**Recorded data:**
━━━━━━━━━━━━━━━━━━━━
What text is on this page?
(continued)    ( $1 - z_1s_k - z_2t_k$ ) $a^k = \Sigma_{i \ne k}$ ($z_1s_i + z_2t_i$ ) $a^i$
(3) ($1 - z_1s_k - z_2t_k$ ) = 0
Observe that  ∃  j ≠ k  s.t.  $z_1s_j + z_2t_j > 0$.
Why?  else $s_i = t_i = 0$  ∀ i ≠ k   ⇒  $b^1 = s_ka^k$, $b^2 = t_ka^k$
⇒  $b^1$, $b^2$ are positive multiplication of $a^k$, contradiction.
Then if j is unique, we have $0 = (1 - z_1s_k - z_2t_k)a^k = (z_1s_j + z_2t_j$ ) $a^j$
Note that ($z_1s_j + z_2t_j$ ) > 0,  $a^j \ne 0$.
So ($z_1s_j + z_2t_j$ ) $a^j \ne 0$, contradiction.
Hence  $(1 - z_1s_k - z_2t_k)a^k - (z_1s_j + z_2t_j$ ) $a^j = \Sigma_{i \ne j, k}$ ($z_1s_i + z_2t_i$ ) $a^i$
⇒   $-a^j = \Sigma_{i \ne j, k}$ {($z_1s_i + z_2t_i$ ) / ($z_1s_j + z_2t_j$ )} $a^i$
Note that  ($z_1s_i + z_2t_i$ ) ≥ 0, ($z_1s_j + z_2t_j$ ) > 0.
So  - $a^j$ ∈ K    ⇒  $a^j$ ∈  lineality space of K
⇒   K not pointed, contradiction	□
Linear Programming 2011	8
━━━━━━━━━━━━━━━━━━━━
**What needs to be done:** Copy the lines from the entries above in which the word "that" appears.

**Full answer:**
Observe that  ∃  j ≠ k  s.t.  $z_1s_j + z_2t_j > 0$.
Note that ($z_1s_j + z_2t_j$ ) > 0,  $a^j \ne 0$.
Note that  ($z_1s_i + z_2t_i$ ) ≥ 0, ($z_1s_j + z_2t_j$ ) > 0.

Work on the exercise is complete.